- _Data extract_:

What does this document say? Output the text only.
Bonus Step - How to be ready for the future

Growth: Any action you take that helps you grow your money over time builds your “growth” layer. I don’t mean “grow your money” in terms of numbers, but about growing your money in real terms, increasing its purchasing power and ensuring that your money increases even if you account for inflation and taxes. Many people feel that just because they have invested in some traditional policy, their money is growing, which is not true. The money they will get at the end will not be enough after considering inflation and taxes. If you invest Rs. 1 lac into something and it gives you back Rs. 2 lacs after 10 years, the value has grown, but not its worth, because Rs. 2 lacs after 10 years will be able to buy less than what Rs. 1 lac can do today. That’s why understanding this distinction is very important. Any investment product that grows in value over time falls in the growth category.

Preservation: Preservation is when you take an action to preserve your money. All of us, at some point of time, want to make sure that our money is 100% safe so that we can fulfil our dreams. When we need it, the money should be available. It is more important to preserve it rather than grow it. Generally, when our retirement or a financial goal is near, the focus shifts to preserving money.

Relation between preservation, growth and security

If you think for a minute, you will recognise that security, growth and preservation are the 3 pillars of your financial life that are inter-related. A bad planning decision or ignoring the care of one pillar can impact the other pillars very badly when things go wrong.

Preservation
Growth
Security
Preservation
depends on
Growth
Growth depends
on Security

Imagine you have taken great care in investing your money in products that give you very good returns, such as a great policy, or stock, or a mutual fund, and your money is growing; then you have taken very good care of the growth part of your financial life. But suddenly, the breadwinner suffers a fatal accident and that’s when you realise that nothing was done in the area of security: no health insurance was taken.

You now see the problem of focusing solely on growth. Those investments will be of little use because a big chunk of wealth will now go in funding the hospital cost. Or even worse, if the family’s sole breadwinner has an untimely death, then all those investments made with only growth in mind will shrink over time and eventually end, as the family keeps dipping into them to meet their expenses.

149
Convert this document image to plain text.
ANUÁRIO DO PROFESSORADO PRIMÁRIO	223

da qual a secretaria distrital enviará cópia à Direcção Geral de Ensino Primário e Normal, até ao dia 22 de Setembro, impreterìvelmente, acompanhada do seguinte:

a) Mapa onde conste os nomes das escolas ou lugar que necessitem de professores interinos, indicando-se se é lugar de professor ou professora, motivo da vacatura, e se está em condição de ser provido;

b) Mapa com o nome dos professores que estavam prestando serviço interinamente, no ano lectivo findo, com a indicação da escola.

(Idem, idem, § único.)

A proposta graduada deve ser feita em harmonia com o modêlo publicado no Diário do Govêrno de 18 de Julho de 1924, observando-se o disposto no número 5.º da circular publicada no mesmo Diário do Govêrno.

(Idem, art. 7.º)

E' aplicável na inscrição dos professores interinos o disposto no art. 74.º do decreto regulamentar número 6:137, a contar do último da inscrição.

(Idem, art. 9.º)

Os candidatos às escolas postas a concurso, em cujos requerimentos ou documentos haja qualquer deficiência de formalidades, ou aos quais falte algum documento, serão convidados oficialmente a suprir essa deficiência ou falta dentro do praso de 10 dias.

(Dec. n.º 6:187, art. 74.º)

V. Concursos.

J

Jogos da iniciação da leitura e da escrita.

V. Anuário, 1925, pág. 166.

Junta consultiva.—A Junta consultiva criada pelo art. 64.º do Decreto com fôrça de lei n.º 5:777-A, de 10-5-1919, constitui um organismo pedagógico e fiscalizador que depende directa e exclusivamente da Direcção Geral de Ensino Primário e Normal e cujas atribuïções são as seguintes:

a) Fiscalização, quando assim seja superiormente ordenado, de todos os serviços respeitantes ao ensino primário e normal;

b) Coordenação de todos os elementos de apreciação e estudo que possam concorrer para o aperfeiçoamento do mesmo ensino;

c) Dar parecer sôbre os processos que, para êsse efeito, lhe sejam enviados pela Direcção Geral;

- _What is required_: Working from the listing above, pick out every line that has "número" and copy it.

- _Answer to the exercise_:
A proposta graduada deve ser feita em harmonia com o modêlo publicado no Diário do Govêrno de 18 de Julho de 1924, observando-se o disposto no número 5.º da circular publicada no mesmo Diário do Govêrno.
E' aplicável na inscrição dos professores interinos o disposto no art. 74.º do decreto regulamentar número 6:137, a contar do último da inscrição.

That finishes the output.